#### Source records
## Begin

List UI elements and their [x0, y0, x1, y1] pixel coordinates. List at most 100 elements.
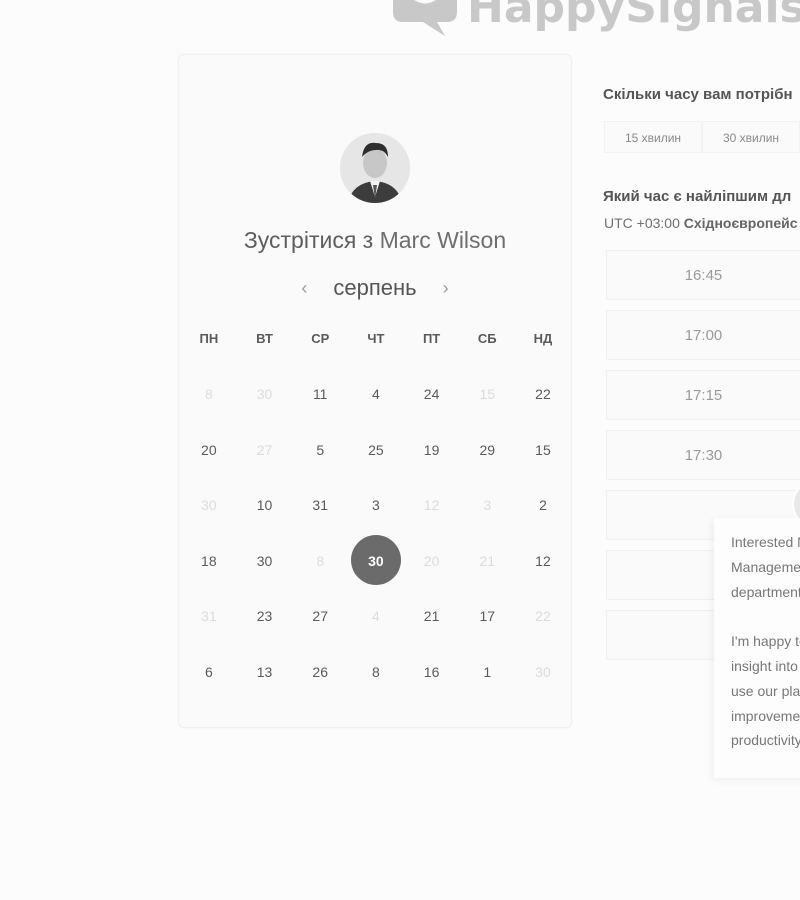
calendar-day-number: 30 [201, 497, 217, 514]
calendar-day-number: 22 [535, 386, 551, 402]
calendar-day-number: 20 [423, 552, 440, 569]
calendar-day-number: 22 [535, 608, 551, 625]
calendar-day-number: 24 [423, 386, 440, 402]
calendar-day-number: 26 [312, 663, 328, 680]
calendar-day-number: 25 [368, 441, 384, 458]
calendar-day-number: 1 [483, 663, 492, 680]
weekday-label: ЧТ [367, 331, 385, 346]
calendar-day-number: 4 [372, 608, 380, 625]
calendar-day-number: 5 [316, 441, 325, 458]
calendar-day[interactable]: 24 [404, 384, 460, 404]
host-avatar [340, 133, 410, 203]
time-slot[interactable]: 16:45 [606, 250, 800, 300]
calendar-day-number: 19 [423, 441, 440, 458]
timezone-name: Східноєвропейс [683, 215, 798, 231]
calendar-day[interactable]: 16 [404, 662, 460, 682]
calendar-day: 21 [459, 551, 515, 571]
weekday-label: ПТ [422, 331, 441, 346]
chevron-left-icon[interactable]: ‹ [293, 278, 315, 299]
calendar-day: 30 [515, 662, 571, 682]
weekday-label: СБ [477, 331, 497, 346]
chat-line: Manageme [731, 558, 800, 575]
calendar-day[interactable]: 3 [348, 495, 404, 515]
calendar-day[interactable]: 20 [181, 440, 237, 460]
weekday-header: ПН ВТ СР ЧТ ПТ СБ НД [181, 331, 571, 346]
calendar-day[interactable]: 6 [181, 662, 237, 682]
calendar-day: 8 [181, 384, 237, 404]
chat-line: use our pla [731, 682, 800, 699]
chat-popup[interactable]: Interested N Manageme department I'm hap… [714, 518, 800, 778]
calendar-day-number: 15 [535, 441, 551, 458]
calendar-day-number: 31 [201, 608, 217, 625]
month-navigation: ‹ серпень › [179, 275, 571, 301]
calendar-day-number: 8 [372, 663, 380, 680]
calendar-day[interactable]: 26 [292, 662, 348, 682]
calendar-day[interactable]: 23 [237, 606, 293, 626]
calendar-day[interactable]: 25 [348, 440, 404, 460]
calendar-day[interactable]: 5 [292, 440, 348, 460]
time-slot[interactable]: 17:30 [606, 430, 800, 480]
calendar-day[interactable]: 13 [237, 662, 293, 682]
duration-options: 15 хвилин 30 хвилин [604, 121, 800, 153]
calendar-week: 31 23 27 4 21 17 22 [181, 606, 571, 662]
calendar-day-number: 31 [312, 497, 328, 514]
calendar-day: 12 [404, 495, 460, 515]
calendar-day-number: 23 [256, 608, 273, 625]
calendar-day-number: 12 [423, 497, 440, 514]
calendar-day-number: 10 [256, 497, 273, 514]
weekday-label: ПН [199, 331, 219, 346]
time-slot[interactable]: 17:00 [606, 310, 800, 360]
calendar-day[interactable]: 22 [515, 384, 571, 404]
calendar-day[interactable]: 12 [515, 551, 571, 571]
calendar-day[interactable]: 17 [459, 606, 515, 626]
calendar-day[interactable]: 19 [404, 440, 460, 460]
meeting-title-prefix: Зустрітися з [243, 227, 380, 253]
calendar-day: 22 [515, 606, 571, 626]
calendar-day-number: 27 [256, 441, 273, 458]
calendar-day-number: 18 [201, 552, 217, 569]
calendar-day-number: 13 [256, 663, 273, 680]
duration-option-30[interactable]: 30 хвилин [702, 121, 800, 153]
calendar-day-number: 27 [312, 608, 328, 625]
duration-option-15[interactable]: 15 хвилин [604, 121, 702, 153]
chevron-right-icon[interactable]: › [435, 278, 457, 299]
calendar-day[interactable]: 8 [348, 662, 404, 682]
meeting-title: Зустрітися з Marc Wilson [179, 227, 571, 254]
calendar-day[interactable]: 10 [237, 495, 293, 515]
logo: HappySignals [385, 0, 800, 38]
calendar-card: Зустрітися з Marc Wilson ‹ серпень › ПН … [178, 54, 572, 728]
time-slot[interactable]: 17:15 [606, 370, 800, 420]
weekday-label: НД [533, 331, 553, 346]
calendar-week: 20 27 5 25 19 29 15 [181, 440, 571, 496]
calendar-day-number: 21 [479, 552, 496, 569]
calendar-day[interactable]: 21 [404, 606, 460, 626]
calendar-day-number: 8 [204, 386, 213, 402]
calendar-day-number: 6 [204, 663, 213, 680]
calendar-day[interactable]: 4 [348, 384, 404, 404]
calendar-day: 20 [404, 551, 460, 571]
calendar-day-number: 30 [535, 663, 551, 680]
calendar-day[interactable]: 1 [459, 662, 515, 682]
timezone-label: UTC +03:00 Східноєвропейс [604, 215, 798, 231]
calendar-day-number: 17 [479, 608, 496, 625]
calendar-day[interactable]: 11 [292, 384, 348, 404]
chat-message-2: I'm happy to insight into use our pla im… [731, 629, 800, 753]
calendar-day[interactable]: 30 [237, 551, 293, 571]
calendar-day[interactable]: 2 [515, 495, 571, 515]
calendar-day[interactable]: 18 [181, 551, 237, 571]
calendar-grid: ПН ВТ СР ЧТ ПТ СБ НД 8 30 11 4 24 15 22 20 27 5 25… [181, 331, 571, 718]
duration-question: Скільки часу вам потрібн [603, 86, 793, 103]
calendar-day[interactable]: 27 [292, 606, 348, 626]
weekday-label: ВТ [256, 331, 273, 346]
calendar-day[interactable]: 15 [515, 440, 571, 460]
host-name: Marc Wilson [379, 227, 507, 253]
calendar-day[interactable]: 31 [292, 495, 348, 515]
calendar-week: 6 13 26 8 16 1 30 [181, 662, 571, 718]
calendar-day: 3 [459, 495, 515, 515]
calendar-day-number: 3 [483, 497, 492, 514]
weekday-label: СР [311, 331, 330, 346]
calendar-day-selected[interactable]: 30 [348, 534, 404, 585]
calendar-weeks: 8 30 11 4 24 15 22 20 27 5 25 19 29 15 30 10 31 3 12 3 2 18 30… [181, 384, 571, 718]
calendar-day-number: 16 [423, 663, 440, 680]
calendar-day[interactable]: 29 [459, 440, 515, 460]
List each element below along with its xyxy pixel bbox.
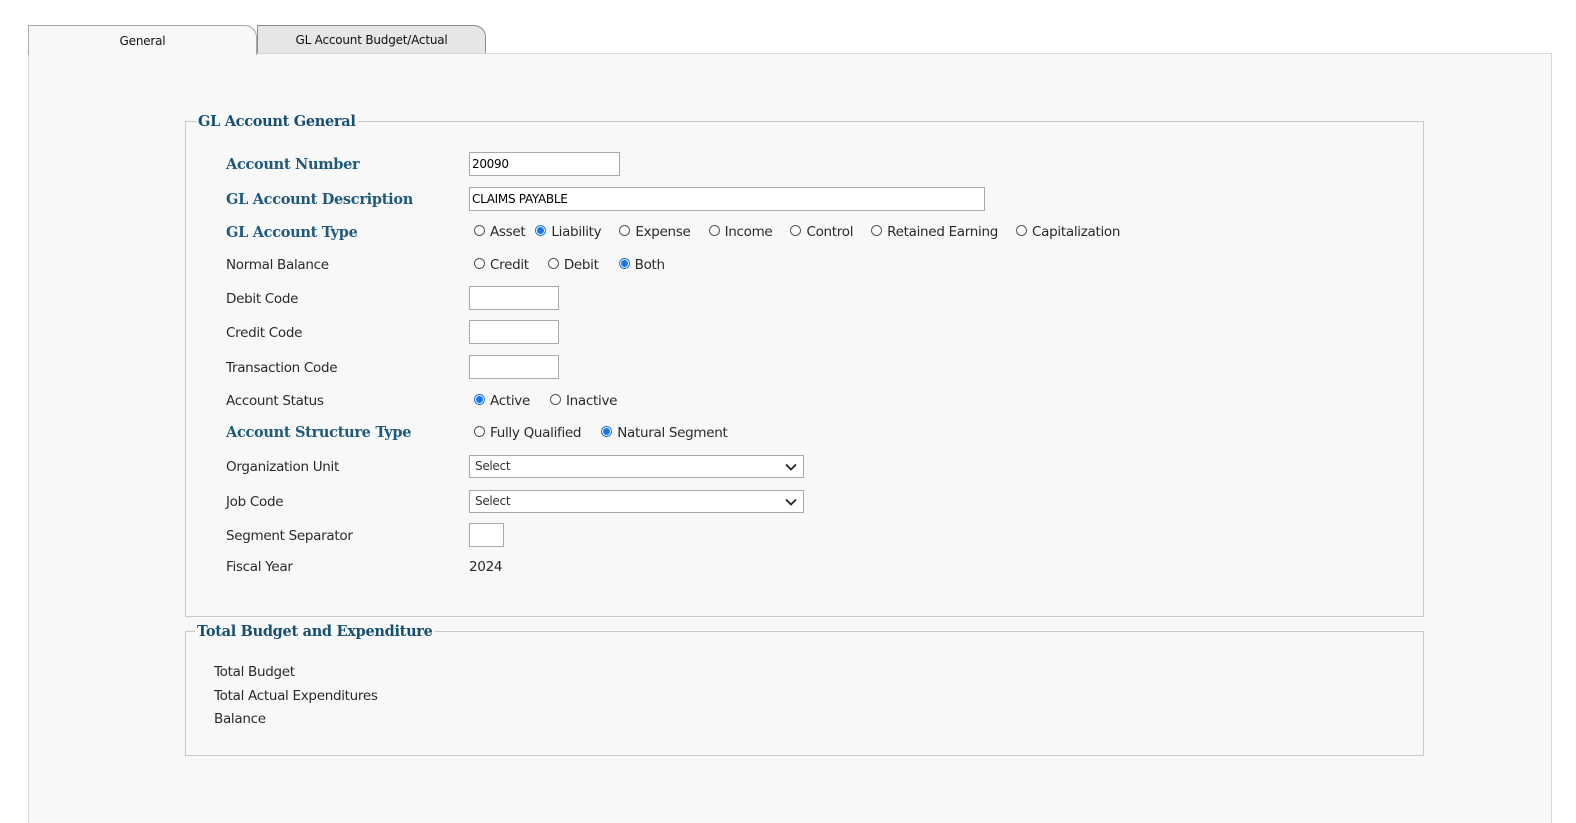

## End

#### Work instructions
Pull out every line in the records above that contains the string "Wilson", copying each one in full.

#### Answer for the task
meeting-title: Зустрітися з Marc Wilson [179, 227, 571, 254]
calendar-card: Зустрітися з Marc Wilson ‹ серпень › ПН … [178, 54, 572, 728]
host-name: Marc Wilson [379, 227, 507, 253]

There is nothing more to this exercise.